> [Instructions for the task]:
Report how many lines of the entries below contain the word "очистки", and nothing more.

> [Recorded information]:
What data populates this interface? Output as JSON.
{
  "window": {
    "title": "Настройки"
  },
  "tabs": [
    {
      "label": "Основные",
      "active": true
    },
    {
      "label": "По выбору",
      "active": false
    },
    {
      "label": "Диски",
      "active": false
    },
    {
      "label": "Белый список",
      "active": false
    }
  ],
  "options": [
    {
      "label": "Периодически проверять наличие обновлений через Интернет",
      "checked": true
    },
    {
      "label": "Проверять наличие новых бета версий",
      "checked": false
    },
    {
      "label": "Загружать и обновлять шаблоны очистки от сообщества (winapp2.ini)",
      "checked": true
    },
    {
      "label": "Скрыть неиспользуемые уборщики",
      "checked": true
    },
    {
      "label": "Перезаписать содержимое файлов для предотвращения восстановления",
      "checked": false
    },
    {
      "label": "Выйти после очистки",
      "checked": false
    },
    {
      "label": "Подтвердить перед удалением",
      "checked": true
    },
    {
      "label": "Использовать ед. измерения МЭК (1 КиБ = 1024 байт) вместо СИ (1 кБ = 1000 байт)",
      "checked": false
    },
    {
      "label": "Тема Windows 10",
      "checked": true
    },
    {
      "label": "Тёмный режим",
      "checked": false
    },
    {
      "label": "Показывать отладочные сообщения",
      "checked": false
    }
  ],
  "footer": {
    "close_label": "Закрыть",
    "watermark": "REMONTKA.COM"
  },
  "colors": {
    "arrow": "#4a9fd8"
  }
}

> [Result for this exercise]:
2